Dataset listings of figures
-=-=-=-=-

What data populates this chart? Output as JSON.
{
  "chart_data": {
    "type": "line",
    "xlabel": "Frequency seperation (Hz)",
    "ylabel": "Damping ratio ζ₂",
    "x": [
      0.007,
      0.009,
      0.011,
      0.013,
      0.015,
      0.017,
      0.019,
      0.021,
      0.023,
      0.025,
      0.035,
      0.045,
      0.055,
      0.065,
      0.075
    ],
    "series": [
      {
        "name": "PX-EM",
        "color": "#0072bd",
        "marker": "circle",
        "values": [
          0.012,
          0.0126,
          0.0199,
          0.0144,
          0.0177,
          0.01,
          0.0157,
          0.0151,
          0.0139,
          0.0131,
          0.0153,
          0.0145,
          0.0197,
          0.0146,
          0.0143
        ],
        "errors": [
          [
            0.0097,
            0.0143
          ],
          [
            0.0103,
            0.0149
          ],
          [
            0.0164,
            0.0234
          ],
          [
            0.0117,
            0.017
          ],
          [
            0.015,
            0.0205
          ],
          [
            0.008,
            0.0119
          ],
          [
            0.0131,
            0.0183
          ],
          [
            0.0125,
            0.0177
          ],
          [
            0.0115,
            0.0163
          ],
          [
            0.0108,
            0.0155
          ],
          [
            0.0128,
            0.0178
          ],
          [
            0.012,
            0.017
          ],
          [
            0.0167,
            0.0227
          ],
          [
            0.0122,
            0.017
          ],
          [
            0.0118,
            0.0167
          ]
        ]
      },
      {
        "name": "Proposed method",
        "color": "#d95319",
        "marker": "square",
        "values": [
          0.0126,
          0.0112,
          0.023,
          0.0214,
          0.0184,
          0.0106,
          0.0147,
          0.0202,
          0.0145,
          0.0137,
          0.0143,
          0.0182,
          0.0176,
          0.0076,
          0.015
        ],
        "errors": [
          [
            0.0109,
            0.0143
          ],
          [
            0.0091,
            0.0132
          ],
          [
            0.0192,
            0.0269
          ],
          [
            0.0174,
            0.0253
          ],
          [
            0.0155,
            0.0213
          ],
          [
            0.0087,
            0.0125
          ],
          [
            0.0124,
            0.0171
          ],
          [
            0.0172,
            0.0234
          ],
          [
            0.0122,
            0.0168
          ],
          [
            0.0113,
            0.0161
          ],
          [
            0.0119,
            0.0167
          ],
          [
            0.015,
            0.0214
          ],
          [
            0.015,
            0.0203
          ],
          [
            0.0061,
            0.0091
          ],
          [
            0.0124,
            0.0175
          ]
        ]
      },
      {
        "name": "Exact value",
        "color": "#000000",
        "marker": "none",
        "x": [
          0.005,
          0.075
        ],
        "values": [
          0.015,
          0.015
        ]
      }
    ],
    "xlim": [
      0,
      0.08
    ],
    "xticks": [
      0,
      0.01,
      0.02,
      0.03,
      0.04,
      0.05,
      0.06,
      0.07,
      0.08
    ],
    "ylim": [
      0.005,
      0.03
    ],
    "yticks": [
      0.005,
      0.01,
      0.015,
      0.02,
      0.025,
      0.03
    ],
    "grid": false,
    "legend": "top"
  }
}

-=-=-=-=-

**EXERCISE REQUIREMENTS**
Copy every line above that holds the word "name".

**COMPLETE OUTPUT**
        "name": "PX-EM",
        "name": "Proposed method",
        "name": "Exact value",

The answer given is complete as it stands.